◆ What the task asks ◆
Check every line for the word "Marianne" and give the number of lines where it occurs, nothing else.

#### The records

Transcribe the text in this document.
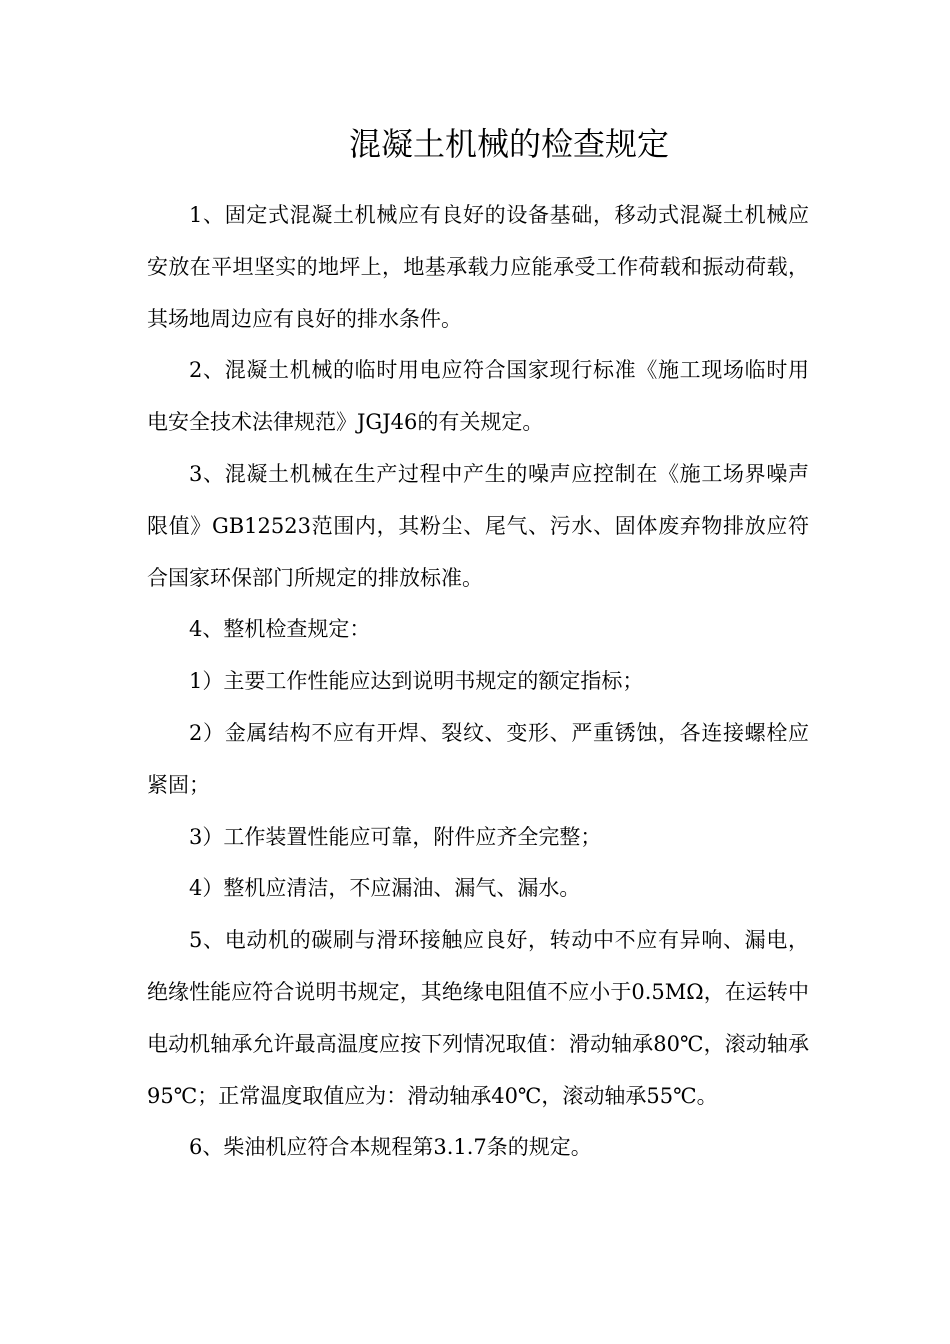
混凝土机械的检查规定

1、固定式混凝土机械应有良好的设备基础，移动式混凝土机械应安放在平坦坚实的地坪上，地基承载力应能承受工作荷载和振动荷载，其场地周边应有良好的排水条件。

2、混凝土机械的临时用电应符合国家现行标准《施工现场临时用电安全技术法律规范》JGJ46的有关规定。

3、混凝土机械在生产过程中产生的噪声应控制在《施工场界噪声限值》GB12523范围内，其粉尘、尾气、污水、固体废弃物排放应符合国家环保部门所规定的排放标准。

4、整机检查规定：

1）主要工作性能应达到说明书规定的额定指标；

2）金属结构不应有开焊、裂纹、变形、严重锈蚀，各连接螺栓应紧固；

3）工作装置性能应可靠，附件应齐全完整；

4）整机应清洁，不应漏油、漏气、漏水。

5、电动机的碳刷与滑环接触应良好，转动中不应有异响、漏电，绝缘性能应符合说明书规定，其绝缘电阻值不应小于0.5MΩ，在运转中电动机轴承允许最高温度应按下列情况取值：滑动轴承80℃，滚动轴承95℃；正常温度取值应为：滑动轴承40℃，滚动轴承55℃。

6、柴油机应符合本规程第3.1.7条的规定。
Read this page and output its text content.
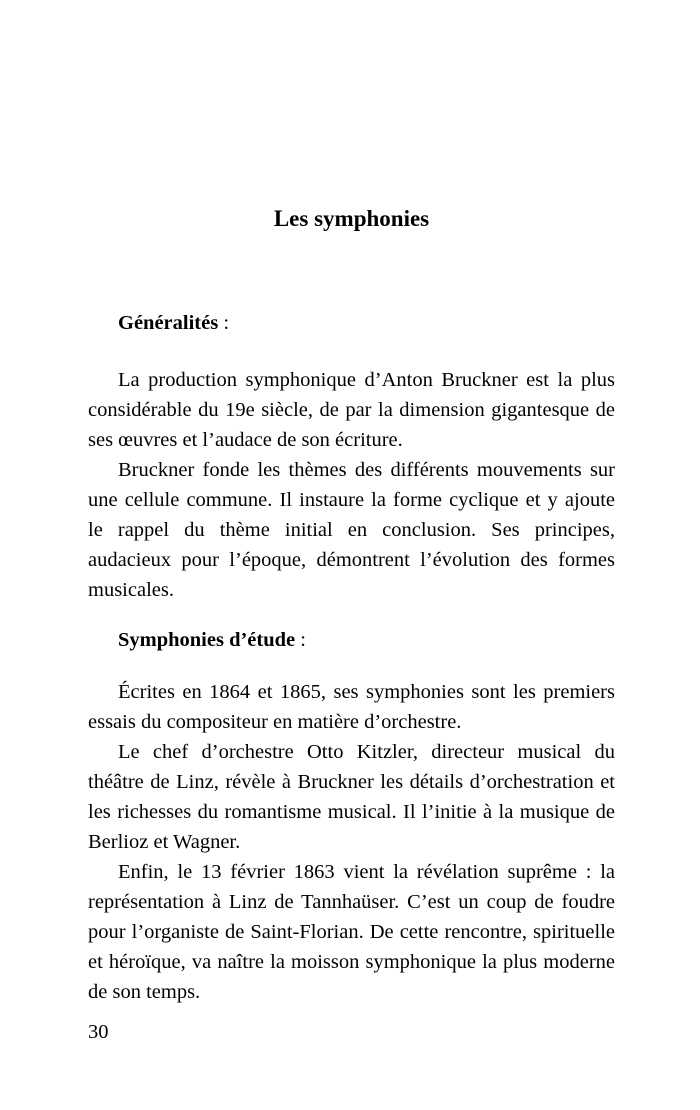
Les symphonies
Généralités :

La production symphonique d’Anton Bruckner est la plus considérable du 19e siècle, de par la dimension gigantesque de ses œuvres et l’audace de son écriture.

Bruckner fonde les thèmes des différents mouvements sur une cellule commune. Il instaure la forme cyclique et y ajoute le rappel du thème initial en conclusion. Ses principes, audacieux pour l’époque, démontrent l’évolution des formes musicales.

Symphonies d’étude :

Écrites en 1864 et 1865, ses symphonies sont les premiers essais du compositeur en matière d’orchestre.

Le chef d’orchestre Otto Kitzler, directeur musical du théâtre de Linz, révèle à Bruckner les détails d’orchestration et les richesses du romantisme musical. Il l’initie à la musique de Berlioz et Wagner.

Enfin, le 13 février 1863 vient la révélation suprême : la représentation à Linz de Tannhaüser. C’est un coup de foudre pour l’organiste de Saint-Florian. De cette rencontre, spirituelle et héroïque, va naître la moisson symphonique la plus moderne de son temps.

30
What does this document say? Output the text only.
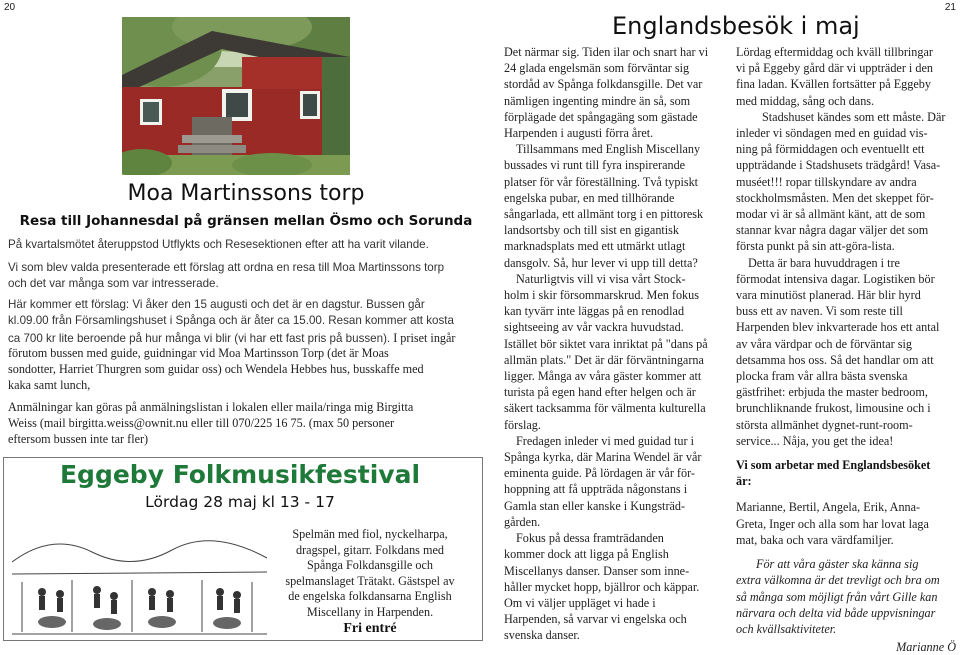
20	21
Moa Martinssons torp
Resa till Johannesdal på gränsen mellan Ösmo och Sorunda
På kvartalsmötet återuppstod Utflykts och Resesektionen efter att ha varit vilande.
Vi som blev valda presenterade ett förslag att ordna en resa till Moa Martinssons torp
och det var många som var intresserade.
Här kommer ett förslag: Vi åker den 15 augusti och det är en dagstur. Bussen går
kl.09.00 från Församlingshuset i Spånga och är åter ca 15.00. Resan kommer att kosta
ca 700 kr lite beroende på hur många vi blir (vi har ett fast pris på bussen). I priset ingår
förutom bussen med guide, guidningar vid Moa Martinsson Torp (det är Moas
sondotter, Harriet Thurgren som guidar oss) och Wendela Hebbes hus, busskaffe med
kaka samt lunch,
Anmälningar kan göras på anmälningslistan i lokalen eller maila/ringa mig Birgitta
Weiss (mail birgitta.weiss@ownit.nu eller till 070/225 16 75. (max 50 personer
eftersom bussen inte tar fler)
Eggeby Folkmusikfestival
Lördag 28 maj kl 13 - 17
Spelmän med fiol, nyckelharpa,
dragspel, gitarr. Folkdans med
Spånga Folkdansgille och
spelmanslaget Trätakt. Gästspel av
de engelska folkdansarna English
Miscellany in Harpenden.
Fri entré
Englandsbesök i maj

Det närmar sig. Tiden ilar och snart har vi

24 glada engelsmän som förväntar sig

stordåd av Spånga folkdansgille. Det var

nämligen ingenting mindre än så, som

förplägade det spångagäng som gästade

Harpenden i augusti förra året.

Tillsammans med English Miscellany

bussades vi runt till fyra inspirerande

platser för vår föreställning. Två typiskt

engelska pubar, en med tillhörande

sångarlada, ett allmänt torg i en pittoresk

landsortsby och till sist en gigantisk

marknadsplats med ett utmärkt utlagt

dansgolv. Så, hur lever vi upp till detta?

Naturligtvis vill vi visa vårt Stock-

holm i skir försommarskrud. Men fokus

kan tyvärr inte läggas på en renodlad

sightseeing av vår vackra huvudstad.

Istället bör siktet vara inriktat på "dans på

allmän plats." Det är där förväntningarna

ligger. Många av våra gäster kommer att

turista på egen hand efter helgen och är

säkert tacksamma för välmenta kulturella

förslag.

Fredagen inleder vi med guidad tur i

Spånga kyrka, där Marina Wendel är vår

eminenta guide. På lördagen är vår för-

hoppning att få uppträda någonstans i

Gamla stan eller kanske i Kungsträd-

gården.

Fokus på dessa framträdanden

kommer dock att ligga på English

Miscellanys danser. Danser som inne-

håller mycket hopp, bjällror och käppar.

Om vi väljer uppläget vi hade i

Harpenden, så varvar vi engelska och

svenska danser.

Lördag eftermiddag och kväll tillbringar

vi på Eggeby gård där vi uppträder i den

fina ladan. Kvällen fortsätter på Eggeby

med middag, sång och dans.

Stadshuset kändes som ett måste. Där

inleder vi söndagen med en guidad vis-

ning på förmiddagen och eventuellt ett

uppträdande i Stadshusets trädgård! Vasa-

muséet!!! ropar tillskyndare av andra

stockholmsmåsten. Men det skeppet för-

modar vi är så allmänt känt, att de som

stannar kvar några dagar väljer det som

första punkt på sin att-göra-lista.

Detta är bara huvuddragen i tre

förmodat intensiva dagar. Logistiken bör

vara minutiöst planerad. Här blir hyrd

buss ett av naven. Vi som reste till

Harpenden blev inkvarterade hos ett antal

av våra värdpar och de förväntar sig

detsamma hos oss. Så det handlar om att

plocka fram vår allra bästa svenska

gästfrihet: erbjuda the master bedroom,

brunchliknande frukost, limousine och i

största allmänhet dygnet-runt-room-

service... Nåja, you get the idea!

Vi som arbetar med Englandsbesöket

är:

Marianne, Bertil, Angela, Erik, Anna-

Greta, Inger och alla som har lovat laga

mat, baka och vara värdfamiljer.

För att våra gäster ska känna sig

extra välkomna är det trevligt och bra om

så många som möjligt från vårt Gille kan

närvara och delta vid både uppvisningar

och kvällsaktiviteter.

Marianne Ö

########

◆ Exercise result ◆
2